# AIM OF THE EXERCISE
Copy the records below exactly, leaving out every picture.

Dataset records
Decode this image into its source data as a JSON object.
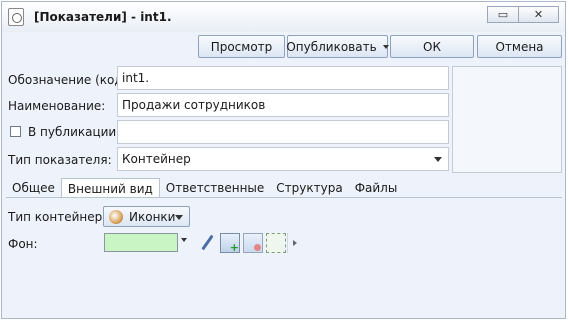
{
  "window": {
    "title": "[Показатели] - int1.",
    "buttons": {
      "restore": "▭",
      "close": "✕"
    }
  },
  "toolbar": {
    "preview": "Просмотр",
    "publish": "Опубликовать",
    "ok": "ОК",
    "cancel": "Отмена"
  },
  "form": {
    "code_label": "Обозначение (код):",
    "code_value": "int1.",
    "name_label": "Наименование:",
    "name_value": "Продажи сотрудников",
    "in_publication_label": "В публикации:",
    "in_publication_checked": false,
    "in_publication_value": "",
    "type_label": "Тип показателя:",
    "type_value": "Контейнер"
  },
  "tabs": [
    "Общее",
    "Внешний вид",
    "Ответственные",
    "Структура",
    "Файлы"
  ],
  "active_tab": "Внешний вид",
  "appearance": {
    "container_type_label": "Тип контейнера:",
    "container_type_value": "Иконки",
    "background_label": "Фон:",
    "background_color": "#c9f5c5"
  },
  "icons": {
    "app": "document-icon",
    "container_type": "icons-sphere-icon",
    "pen": "pen-icon",
    "image_add": "image-add-icon",
    "image_delete": "image-delete-icon",
    "fit": "fit-image-icon"
  }
}
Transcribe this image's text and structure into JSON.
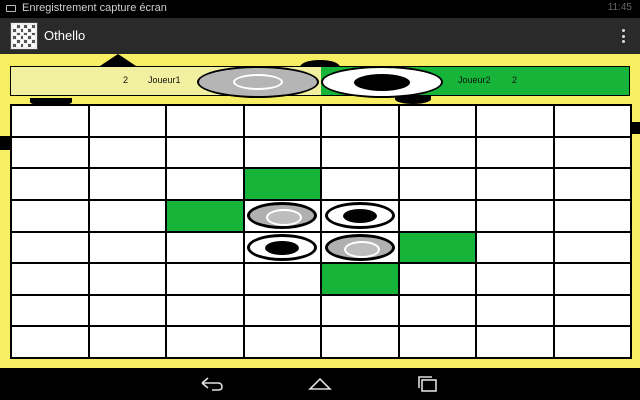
{
  "status_bar": {
    "notification": "Enregistrement capture écran",
    "clock": "11:45"
  },
  "app": {
    "title": "Othello",
    "icon": "othello-board-icon",
    "overflow_icon": "overflow-menu-icon"
  },
  "score": {
    "player1_name": "Joueur1",
    "player1_score": "2",
    "player1_disc": "gray",
    "player2_name": "Joueur2",
    "player2_score": "2",
    "player2_disc": "black"
  },
  "board": {
    "rows": 8,
    "cols": 8,
    "cells": [
      [
        "",
        "",
        "",
        "",
        "",
        "",
        "",
        ""
      ],
      [
        "",
        "",
        "",
        "",
        "",
        "",
        "",
        ""
      ],
      [
        "",
        "",
        "",
        "hint",
        "",
        "",
        "",
        ""
      ],
      [
        "",
        "",
        "hint",
        "gray",
        "black",
        "",
        "",
        ""
      ],
      [
        "",
        "",
        "",
        "black",
        "gray",
        "hint",
        "",
        ""
      ],
      [
        "",
        "",
        "",
        "",
        "hint",
        "",
        "",
        ""
      ],
      [
        "",
        "",
        "",
        "",
        "",
        "",
        "",
        ""
      ],
      [
        "",
        "",
        "",
        "",
        "",
        "",
        "",
        ""
      ]
    ]
  },
  "colors": {
    "background": "#f7ee63",
    "hint": "#16b53a",
    "player1": "#b0b0b0",
    "player2": "#000000"
  },
  "nav": {
    "back_icon": "back-icon",
    "home_icon": "home-icon",
    "recents_icon": "recent-apps-icon"
  }
}
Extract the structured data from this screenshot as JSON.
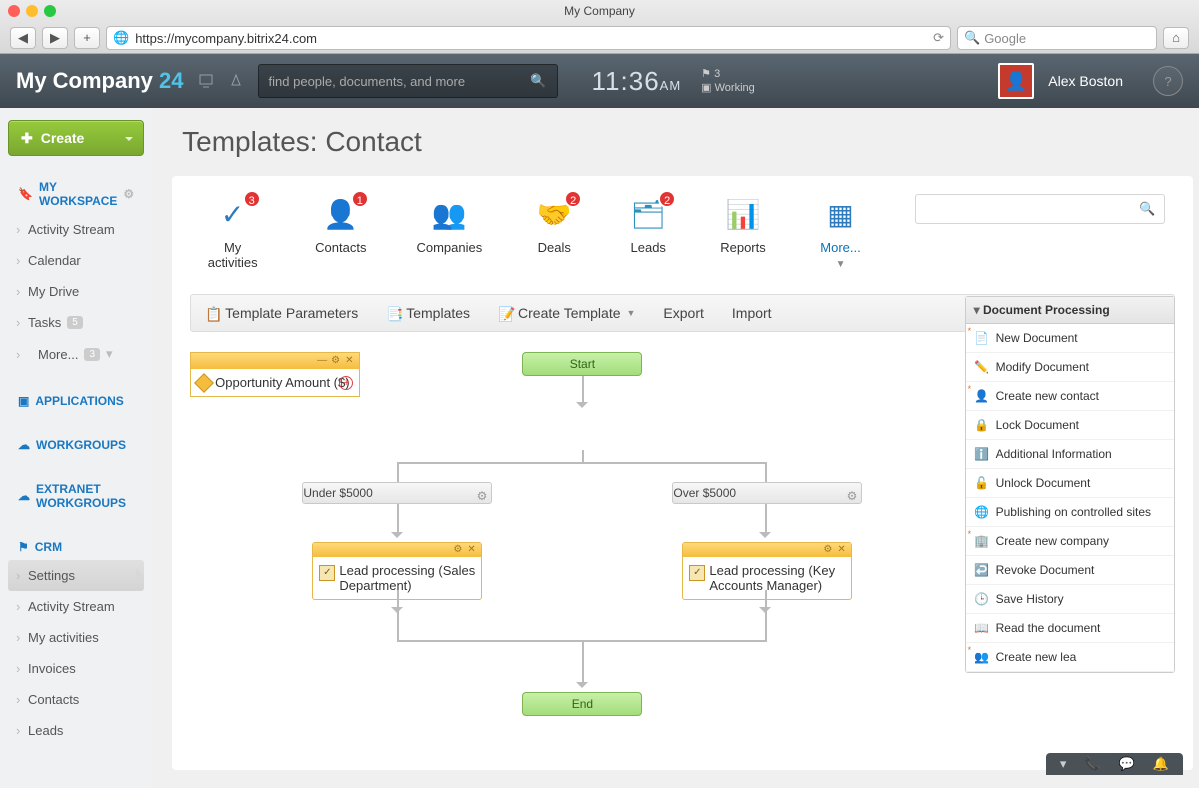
{
  "browser": {
    "title": "My Company",
    "url": "https://mycompany.bitrix24.com",
    "search_placeholder": "Google"
  },
  "header": {
    "brand": "My Company",
    "brand_suffix": "24",
    "search_placeholder": "find people, documents, and more",
    "time": "11:36",
    "ampm": "AM",
    "flag_count": "3",
    "status": "Working",
    "user": "Alex Boston"
  },
  "sidebar": {
    "create_label": "Create",
    "sections": [
      {
        "heading": "MY WORKSPACE",
        "icon": "bookmark",
        "gear": true,
        "items": [
          {
            "label": "Activity Stream"
          },
          {
            "label": "Calendar"
          },
          {
            "label": "My Drive"
          },
          {
            "label": "Tasks",
            "badge": "5"
          },
          {
            "label": "More...",
            "badge": "3",
            "sub": true
          }
        ]
      },
      {
        "heading": "APPLICATIONS",
        "icon": "cube"
      },
      {
        "heading": "WORKGROUPS",
        "icon": "cloud"
      },
      {
        "heading": "EXTRANET WORKGROUPS",
        "icon": "cloud"
      },
      {
        "heading": "CRM",
        "icon": "flag",
        "items": [
          {
            "label": "Settings",
            "active": true
          },
          {
            "label": "Activity Stream"
          },
          {
            "label": "My activities"
          },
          {
            "label": "Invoices"
          },
          {
            "label": "Contacts"
          },
          {
            "label": "Leads"
          }
        ]
      }
    ]
  },
  "page": {
    "title": "Templates: Contact"
  },
  "tabs": [
    {
      "label": "My activities",
      "badge": "3",
      "icon": "✓",
      "color": "#2e7bbd"
    },
    {
      "label": "Contacts",
      "badge": "1",
      "icon": "👤",
      "color": "#c48030"
    },
    {
      "label": "Companies",
      "icon": "👥",
      "color": "#6aa83c"
    },
    {
      "label": "Deals",
      "badge": "2",
      "icon": "🤝",
      "color": "#c47a30"
    },
    {
      "label": "Leads",
      "badge": "2",
      "icon": "🗂",
      "color": "#2e90bd"
    },
    {
      "label": "Reports",
      "icon": "📊",
      "color": "#2e7bbd"
    },
    {
      "label": "More...",
      "icon": "▦",
      "color": "#2e7bbd",
      "more": true
    }
  ],
  "actionbar": [
    {
      "label": "Template Parameters"
    },
    {
      "label": "Templates"
    },
    {
      "label": "Create Template",
      "dropdown": true
    },
    {
      "label": "Export"
    },
    {
      "label": "Import"
    }
  ],
  "workflow": {
    "start": "Start",
    "end": "End",
    "decision": "Opportunity Amount ($)",
    "branch_left": "Under $5000",
    "branch_right": "Over $5000",
    "proc_left": "Lead processing (Sales Department)",
    "proc_right": "Lead processing (Key Accounts Manager)"
  },
  "right_panel": {
    "heading": "Document Processing",
    "items": [
      {
        "label": "New Document",
        "star": true,
        "icon": "📄"
      },
      {
        "label": "Modify Document",
        "icon": "✏️"
      },
      {
        "label": "Create new contact",
        "star": true,
        "icon": "👤"
      },
      {
        "label": "Lock Document",
        "icon": "🔒"
      },
      {
        "label": "Additional Information",
        "icon": "ℹ️"
      },
      {
        "label": "Unlock Document",
        "icon": "🔓"
      },
      {
        "label": "Publishing on controlled sites",
        "icon": "🌐"
      },
      {
        "label": "Create new company",
        "star": true,
        "icon": "🏢"
      },
      {
        "label": "Revoke Document",
        "icon": "↩️"
      },
      {
        "label": "Save History",
        "icon": "🕒"
      },
      {
        "label": "Read the document",
        "icon": "📖"
      },
      {
        "label": "Create new lea",
        "star": true,
        "icon": "👥"
      }
    ]
  }
}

# WRITTEN RESPONSE
Decode this image into its source data as a JSON object.
{
  "window": {
    "title": "[Показатели] - int1.",
    "buttons": {
      "restore": "▭",
      "close": "✕"
    }
  },
  "toolbar": {
    "preview": "Просмотр",
    "publish": "Опубликовать",
    "ok": "ОК",
    "cancel": "Отмена"
  },
  "form": {
    "code_label": "Обозначение (код):",
    "code_value": "int1.",
    "name_label": "Наименование:",
    "name_value": "Продажи сотрудников",
    "in_publication_label": "В публикации:",
    "in_publication_checked": false,
    "in_publication_value": "",
    "type_label": "Тип показателя:",
    "type_value": "Контейнер"
  },
  "tabs": [
    "Общее",
    "Внешний вид",
    "Ответственные",
    "Структура",
    "Файлы"
  ],
  "active_tab": "Внешний вид",
  "appearance": {
    "container_type_label": "Тип контейнера:",
    "container_type_value": "Иконки",
    "background_label": "Фон:",
    "background_color": "#c9f5c5"
  },
  "icons": {
    "app": "document-icon",
    "container_type": "icons-sphere-icon",
    "pen": "pen-icon",
    "image_add": "image-add-icon",
    "image_delete": "image-delete-icon",
    "fit": "fit-image-icon"
  }
}
Transcribe this image's text and structure into JSON.
{
  "status_bar": {
    "notification": "Enregistrement capture écran",
    "clock": "11:45"
  },
  "app": {
    "title": "Othello",
    "icon": "othello-board-icon",
    "overflow_icon": "overflow-menu-icon"
  },
  "score": {
    "player1_name": "Joueur1",
    "player1_score": "2",
    "player1_disc": "gray",
    "player2_name": "Joueur2",
    "player2_score": "2",
    "player2_disc": "black"
  },
  "board": {
    "rows": 8,
    "cols": 8,
    "cells": [
      [
        "",
        "",
        "",
        "",
        "",
        "",
        "",
        ""
      ],
      [
        "",
        "",
        "",
        "",
        "",
        "",
        "",
        ""
      ],
      [
        "",
        "",
        "",
        "hint",
        "",
        "",
        "",
        ""
      ],
      [
        "",
        "",
        "hint",
        "gray",
        "black",
        "",
        "",
        ""
      ],
      [
        "",
        "",
        "",
        "black",
        "gray",
        "hint",
        "",
        ""
      ],
      [
        "",
        "",
        "",
        "",
        "hint",
        "",
        "",
        ""
      ],
      [
        "",
        "",
        "",
        "",
        "",
        "",
        "",
        ""
      ],
      [
        "",
        "",
        "",
        "",
        "",
        "",
        "",
        ""
      ]
    ]
  },
  "colors": {
    "background": "#f7ee63",
    "hint": "#16b53a",
    "player1": "#b0b0b0",
    "player2": "#000000"
  },
  "nav": {
    "back_icon": "back-icon",
    "home_icon": "home-icon",
    "recents_icon": "recent-apps-icon"
  }
}
Extract the structured data from this screenshot as JSON.
{
  "browser": {
    "title": "My Company",
    "url": "https://mycompany.bitrix24.com",
    "search_placeholder": "Google"
  },
  "header": {
    "brand": "My Company",
    "brand_suffix": "24",
    "search_placeholder": "find people, documents, and more",
    "time": "11:36",
    "ampm": "AM",
    "flag_count": "3",
    "status": "Working",
    "user": "Alex Boston"
  },
  "sidebar": {
    "create_label": "Create",
    "sections": [
      {
        "heading": "MY WORKSPACE",
        "icon": "bookmark",
        "gear": true,
        "items": [
          {
            "label": "Activity Stream"
          },
          {
            "label": "Calendar"
          },
          {
            "label": "My Drive"
          },
          {
            "label": "Tasks",
            "badge": "5"
          },
          {
            "label": "More...",
            "badge": "3",
            "sub": true
          }
        ]
      },
      {
        "heading": "APPLICATIONS",
        "icon": "cube"
      },
      {
        "heading": "WORKGROUPS",
        "icon": "cloud"
      },
      {
        "heading": "EXTRANET WORKGROUPS",
        "icon": "cloud"
      },
      {
        "heading": "CRM",
        "icon": "flag",
        "items": [
          {
            "label": "Settings",
            "active": true
          },
          {
            "label": "Activity Stream"
          },
          {
            "label": "My activities"
          },
          {
            "label": "Invoices"
          },
          {
            "label": "Contacts"
          },
          {
            "label": "Leads"
          }
        ]
      }
    ]
  },
  "page": {
    "title": "Templates: Contact"
  },
  "tabs": [
    {
      "label": "My activities",
      "badge": "3",
      "icon": "✓",
      "color": "#2e7bbd"
    },
    {
      "label": "Contacts",
      "badge": "1",
      "icon": "👤",
      "color": "#c48030"
    },
    {
      "label": "Companies",
      "icon": "👥",
      "color": "#6aa83c"
    },
    {
      "label": "Deals",
      "badge": "2",
      "icon": "🤝",
      "color": "#c47a30"
    },
    {
      "label": "Leads",
      "badge": "2",
      "icon": "🗂",
      "color": "#2e90bd"
    },
    {
      "label": "Reports",
      "icon": "📊",
      "color": "#2e7bbd"
    },
    {
      "label": "More...",
      "icon": "▦",
      "color": "#2e7bbd",
      "more": true
    }
  ],
  "actionbar": [
    {
      "label": "Template Parameters"
    },
    {
      "label": "Templates"
    },
    {
      "label": "Create Template",
      "dropdown": true
    },
    {
      "label": "Export"
    },
    {
      "label": "Import"
    }
  ],
  "workflow": {
    "start": "Start",
    "end": "End",
    "decision": "Opportunity Amount ($)",
    "branch_left": "Under $5000",
    "branch_right": "Over $5000",
    "proc_left": "Lead processing (Sales Department)",
    "proc_right": "Lead processing (Key Accounts Manager)"
  },
  "right_panel": {
    "heading": "Document Processing",
    "items": [
      {
        "label": "New Document",
        "star": true,
        "icon": "📄"
      },
      {
        "label": "Modify Document",
        "icon": "✏️"
      },
      {
        "label": "Create new contact",
        "star": true,
        "icon": "👤"
      },
      {
        "label": "Lock Document",
        "icon": "🔒"
      },
      {
        "label": "Additional Information",
        "icon": "ℹ️"
      },
      {
        "label": "Unlock Document",
        "icon": "🔓"
      },
      {
        "label": "Publishing on controlled sites",
        "icon": "🌐"
      },
      {
        "label": "Create new company",
        "star": true,
        "icon": "🏢"
      },
      {
        "label": "Revoke Document",
        "icon": "↩️"
      },
      {
        "label": "Save History",
        "icon": "🕒"
      },
      {
        "label": "Read the document",
        "icon": "📖"
      },
      {
        "label": "Create new lea",
        "star": true,
        "icon": "👥"
      }
    ]
  }
}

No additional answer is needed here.